- Instructions for the task
Write out the whole listing exactly as it stands.

=== Entries provided ===

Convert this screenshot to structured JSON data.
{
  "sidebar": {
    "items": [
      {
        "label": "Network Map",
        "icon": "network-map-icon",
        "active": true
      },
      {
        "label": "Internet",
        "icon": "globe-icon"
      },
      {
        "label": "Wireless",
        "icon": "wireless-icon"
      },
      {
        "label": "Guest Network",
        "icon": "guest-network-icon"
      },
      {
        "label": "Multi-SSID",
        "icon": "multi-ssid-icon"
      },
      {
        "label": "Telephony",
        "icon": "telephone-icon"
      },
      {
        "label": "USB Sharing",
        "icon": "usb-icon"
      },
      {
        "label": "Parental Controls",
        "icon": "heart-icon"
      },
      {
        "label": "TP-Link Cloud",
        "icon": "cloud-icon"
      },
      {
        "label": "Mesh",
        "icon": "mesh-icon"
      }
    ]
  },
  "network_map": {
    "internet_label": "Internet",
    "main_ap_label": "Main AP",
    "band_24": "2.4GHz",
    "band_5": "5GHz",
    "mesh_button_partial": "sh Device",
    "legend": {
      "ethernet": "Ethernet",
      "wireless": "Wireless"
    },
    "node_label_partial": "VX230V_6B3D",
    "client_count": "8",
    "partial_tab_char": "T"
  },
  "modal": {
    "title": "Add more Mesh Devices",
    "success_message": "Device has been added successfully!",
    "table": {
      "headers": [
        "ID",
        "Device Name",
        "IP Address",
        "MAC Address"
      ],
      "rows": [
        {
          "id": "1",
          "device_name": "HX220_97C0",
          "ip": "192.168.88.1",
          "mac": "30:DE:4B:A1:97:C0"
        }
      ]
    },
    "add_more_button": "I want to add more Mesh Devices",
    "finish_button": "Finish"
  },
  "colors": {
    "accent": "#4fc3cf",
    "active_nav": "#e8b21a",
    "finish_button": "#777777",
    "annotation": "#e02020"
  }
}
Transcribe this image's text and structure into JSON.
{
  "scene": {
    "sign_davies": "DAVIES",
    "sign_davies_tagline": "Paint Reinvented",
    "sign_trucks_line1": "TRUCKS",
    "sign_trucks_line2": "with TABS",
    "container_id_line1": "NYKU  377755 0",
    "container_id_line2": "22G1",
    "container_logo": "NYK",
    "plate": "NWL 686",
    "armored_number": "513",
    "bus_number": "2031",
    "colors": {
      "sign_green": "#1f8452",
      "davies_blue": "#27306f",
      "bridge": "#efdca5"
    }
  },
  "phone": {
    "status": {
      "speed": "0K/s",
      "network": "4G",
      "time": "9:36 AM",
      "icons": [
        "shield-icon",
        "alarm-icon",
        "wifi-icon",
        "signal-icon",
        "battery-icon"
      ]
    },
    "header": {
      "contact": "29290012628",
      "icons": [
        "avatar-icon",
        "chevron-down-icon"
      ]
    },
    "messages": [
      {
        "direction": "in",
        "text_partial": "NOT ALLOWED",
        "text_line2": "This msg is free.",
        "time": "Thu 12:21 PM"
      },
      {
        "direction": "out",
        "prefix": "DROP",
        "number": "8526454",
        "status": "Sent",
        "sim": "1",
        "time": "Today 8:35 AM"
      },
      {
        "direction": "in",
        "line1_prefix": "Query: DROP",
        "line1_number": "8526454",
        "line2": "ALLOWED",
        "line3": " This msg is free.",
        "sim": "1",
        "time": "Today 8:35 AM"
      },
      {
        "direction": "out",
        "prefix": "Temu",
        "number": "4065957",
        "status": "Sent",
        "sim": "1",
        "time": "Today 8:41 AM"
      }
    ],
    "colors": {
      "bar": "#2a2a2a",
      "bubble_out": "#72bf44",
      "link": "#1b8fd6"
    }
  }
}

===

- Completed task
Convert this screenshot to structured JSON data.
{
  "sidebar": {
    "items": [
      {
        "label": "Network Map",
        "icon": "network-map-icon",
        "active": true
      },
      {
        "label": "Internet",
        "icon": "globe-icon"
      },
      {
        "label": "Wireless",
        "icon": "wireless-icon"
      },
      {
        "label": "Guest Network",
        "icon": "guest-network-icon"
      },
      {
        "label": "Multi-SSID",
        "icon": "multi-ssid-icon"
      },
      {
        "label": "Telephony",
        "icon": "telephone-icon"
      },
      {
        "label": "USB Sharing",
        "icon": "usb-icon"
      },
      {
        "label": "Parental Controls",
        "icon": "heart-icon"
      },
      {
        "label": "TP-Link Cloud",
        "icon": "cloud-icon"
      },
      {
        "label": "Mesh",
        "icon": "mesh-icon"
      }
    ]
  },
  "network_map": {
    "internet_label": "Internet",
    "main_ap_label": "Main AP",
    "band_24": "2.4GHz",
    "band_5": "5GHz",
    "mesh_button_partial": "sh Device",
    "legend": {
      "ethernet": "Ethernet",
      "wireless": "Wireless"
    },
    "node_label_partial": "VX230V_6B3D",
    "client_count": "8",
    "partial_tab_char": "T"
  },
  "modal": {
    "title": "Add more Mesh Devices",
    "success_message": "Device has been added successfully!",
    "table": {
      "headers": [
        "ID",
        "Device Name",
        "IP Address",
        "MAC Address"
      ],
      "rows": [
        {
          "id": "1",
          "device_name": "HX220_97C0",
          "ip": "192.168.88.1",
          "mac": "30:DE:4B:A1:97:C0"
        }
      ]
    },
    "add_more_button": "I want to add more Mesh Devices",
    "finish_button": "Finish"
  },
  "colors": {
    "accent": "#4fc3cf",
    "active_nav": "#e8b21a",
    "finish_button": "#777777",
    "annotation": "#e02020"
  }
}
Transcribe this image's text and structure into JSON.
{
  "scene": {
    "sign_davies": "DAVIES",
    "sign_davies_tagline": "Paint Reinvented",
    "sign_trucks_line1": "TRUCKS",
    "sign_trucks_line2": "with TABS",
    "container_id_line1": "NYKU  377755 0",
    "container_id_line2": "22G1",
    "container_logo": "NYK",
    "plate": "NWL 686",
    "armored_number": "513",
    "bus_number": "2031",
    "colors": {
      "sign_green": "#1f8452",
      "davies_blue": "#27306f",
      "bridge": "#efdca5"
    }
  },
  "phone": {
    "status": {
      "speed": "0K/s",
      "network": "4G",
      "time": "9:36 AM",
      "icons": [
        "shield-icon",
        "alarm-icon",
        "wifi-icon",
        "signal-icon",
        "battery-icon"
      ]
    },
    "header": {
      "contact": "29290012628",
      "icons": [
        "avatar-icon",
        "chevron-down-icon"
      ]
    },
    "messages": [
      {
        "direction": "in",
        "text_partial": "NOT ALLOWED",
        "text_line2": "This msg is free.",
        "time": "Thu 12:21 PM"
      },
      {
        "direction": "out",
        "prefix": "DROP",
        "number": "8526454",
        "status": "Sent",
        "sim": "1",
        "time": "Today 8:35 AM"
      },
      {
        "direction": "in",
        "line1_prefix": "Query: DROP",
        "line1_number": "8526454",
        "line2": "ALLOWED",
        "line3": " This msg is free.",
        "sim": "1",
        "time": "Today 8:35 AM"
      },
      {
        "direction": "out",
        "prefix": "Temu",
        "number": "4065957",
        "status": "Sent",
        "sim": "1",
        "time": "Today 8:41 AM"
      }
    ],
    "colors": {
      "bar": "#2a2a2a",
      "bubble_out": "#72bf44",
      "link": "#1b8fd6"
    }
  }
}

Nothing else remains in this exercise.